▶ _Short exercise_:
Go through the entries one line at a time, and gather every line that has the word "standards".

▶ _Task inputs_:
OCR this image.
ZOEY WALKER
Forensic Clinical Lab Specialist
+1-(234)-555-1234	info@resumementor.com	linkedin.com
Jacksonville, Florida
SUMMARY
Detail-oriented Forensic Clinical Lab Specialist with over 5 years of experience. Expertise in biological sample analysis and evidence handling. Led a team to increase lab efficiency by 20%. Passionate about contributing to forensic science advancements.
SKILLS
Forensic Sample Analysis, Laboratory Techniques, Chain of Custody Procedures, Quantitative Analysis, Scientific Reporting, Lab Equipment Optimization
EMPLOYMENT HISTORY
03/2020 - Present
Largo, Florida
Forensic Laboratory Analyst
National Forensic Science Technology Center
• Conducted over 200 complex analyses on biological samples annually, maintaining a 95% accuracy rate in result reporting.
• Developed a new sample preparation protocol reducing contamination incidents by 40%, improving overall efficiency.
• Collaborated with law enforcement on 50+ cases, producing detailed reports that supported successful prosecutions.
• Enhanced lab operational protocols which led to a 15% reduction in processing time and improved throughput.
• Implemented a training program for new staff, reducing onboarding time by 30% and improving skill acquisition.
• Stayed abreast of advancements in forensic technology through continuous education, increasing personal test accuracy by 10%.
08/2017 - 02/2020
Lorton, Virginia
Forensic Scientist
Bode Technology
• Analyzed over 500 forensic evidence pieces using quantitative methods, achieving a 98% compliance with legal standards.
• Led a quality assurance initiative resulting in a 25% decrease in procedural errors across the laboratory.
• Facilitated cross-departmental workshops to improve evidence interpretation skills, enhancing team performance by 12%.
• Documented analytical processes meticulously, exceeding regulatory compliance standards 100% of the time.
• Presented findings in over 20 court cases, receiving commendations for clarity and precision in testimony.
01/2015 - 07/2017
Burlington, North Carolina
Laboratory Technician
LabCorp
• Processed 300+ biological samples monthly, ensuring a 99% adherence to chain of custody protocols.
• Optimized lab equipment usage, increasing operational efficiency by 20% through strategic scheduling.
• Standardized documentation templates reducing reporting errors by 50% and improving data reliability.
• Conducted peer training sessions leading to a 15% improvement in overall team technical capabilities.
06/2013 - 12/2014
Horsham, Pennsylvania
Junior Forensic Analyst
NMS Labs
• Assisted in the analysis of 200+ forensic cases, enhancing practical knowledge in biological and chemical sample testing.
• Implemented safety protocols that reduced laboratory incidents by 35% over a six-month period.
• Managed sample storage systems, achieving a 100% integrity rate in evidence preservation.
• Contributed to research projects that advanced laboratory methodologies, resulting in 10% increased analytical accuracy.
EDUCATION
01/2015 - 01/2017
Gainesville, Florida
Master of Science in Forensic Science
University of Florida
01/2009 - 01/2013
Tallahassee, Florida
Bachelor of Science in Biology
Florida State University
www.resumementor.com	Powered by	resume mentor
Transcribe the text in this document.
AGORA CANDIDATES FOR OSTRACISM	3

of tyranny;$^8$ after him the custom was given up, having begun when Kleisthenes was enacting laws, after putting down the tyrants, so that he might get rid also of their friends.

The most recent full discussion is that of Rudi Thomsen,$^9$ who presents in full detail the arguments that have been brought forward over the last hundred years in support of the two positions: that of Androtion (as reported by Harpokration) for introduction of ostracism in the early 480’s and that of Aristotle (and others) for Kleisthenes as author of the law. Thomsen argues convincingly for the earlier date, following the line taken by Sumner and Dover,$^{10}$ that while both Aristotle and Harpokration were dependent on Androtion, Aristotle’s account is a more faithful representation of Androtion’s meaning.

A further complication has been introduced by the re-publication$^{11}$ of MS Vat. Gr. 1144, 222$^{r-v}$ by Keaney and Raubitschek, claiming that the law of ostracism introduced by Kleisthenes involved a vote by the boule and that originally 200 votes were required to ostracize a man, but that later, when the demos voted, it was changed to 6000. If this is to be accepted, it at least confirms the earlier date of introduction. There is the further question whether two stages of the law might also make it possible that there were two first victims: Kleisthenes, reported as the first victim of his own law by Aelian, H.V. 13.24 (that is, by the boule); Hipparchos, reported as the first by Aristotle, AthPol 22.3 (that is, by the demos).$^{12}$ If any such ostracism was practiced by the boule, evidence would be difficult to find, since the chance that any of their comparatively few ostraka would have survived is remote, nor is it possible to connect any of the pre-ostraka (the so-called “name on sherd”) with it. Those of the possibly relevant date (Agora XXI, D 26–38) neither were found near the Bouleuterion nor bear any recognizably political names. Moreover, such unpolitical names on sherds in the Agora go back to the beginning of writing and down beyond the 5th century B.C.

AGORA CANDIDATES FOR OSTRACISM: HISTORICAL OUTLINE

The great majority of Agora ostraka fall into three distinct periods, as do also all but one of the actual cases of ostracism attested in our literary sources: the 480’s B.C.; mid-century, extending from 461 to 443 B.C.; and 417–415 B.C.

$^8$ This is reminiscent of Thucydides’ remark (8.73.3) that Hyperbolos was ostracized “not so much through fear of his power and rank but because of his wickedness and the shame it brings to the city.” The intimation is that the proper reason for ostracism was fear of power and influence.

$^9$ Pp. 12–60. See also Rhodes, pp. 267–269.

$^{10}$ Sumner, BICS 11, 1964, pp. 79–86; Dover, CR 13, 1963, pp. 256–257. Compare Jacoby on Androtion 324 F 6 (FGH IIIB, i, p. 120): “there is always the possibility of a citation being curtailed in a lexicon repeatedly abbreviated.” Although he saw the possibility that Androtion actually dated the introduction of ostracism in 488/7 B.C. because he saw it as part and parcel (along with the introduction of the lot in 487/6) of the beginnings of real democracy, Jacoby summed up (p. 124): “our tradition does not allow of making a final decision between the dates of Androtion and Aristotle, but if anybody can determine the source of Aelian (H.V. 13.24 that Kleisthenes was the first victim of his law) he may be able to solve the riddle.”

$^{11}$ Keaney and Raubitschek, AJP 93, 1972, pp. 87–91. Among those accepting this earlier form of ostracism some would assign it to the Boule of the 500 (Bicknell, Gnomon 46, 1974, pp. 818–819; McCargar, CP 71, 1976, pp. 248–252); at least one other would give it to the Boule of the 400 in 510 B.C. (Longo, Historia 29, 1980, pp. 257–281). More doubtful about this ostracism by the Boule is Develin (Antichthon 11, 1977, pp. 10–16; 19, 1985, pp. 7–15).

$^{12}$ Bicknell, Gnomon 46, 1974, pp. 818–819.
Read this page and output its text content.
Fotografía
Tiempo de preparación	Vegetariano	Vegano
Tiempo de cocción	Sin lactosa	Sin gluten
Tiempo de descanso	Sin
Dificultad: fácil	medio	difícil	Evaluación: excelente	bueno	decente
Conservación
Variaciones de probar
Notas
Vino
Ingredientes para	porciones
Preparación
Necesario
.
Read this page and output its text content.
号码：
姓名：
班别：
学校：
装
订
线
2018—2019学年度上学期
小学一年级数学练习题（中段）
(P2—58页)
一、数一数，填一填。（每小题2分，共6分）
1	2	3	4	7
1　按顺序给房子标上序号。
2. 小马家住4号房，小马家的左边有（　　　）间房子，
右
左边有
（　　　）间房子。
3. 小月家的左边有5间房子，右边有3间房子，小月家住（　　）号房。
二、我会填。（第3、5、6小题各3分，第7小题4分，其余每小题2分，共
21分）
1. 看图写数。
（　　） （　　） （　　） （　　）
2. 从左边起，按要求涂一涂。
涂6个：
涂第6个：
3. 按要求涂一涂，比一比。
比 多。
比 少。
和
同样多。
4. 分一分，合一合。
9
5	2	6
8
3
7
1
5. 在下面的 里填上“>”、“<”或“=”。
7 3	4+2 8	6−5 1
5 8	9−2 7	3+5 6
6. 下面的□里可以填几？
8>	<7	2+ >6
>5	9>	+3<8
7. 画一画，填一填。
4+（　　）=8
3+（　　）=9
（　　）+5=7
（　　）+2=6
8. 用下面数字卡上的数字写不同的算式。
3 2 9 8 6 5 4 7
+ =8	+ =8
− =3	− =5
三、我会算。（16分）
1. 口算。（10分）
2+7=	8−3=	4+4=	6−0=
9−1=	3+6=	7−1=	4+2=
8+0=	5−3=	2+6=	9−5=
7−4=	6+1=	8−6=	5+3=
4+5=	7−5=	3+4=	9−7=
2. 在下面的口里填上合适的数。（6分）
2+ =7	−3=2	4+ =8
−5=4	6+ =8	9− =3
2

▶ _Answer to this task_:
• Analyzed over 500 forensic evidence pieces using quantitative methods, achieving a 98% compliance with legal standards.
• Documented analytical processes meticulously, exceeding regulatory compliance standards 100% of the time.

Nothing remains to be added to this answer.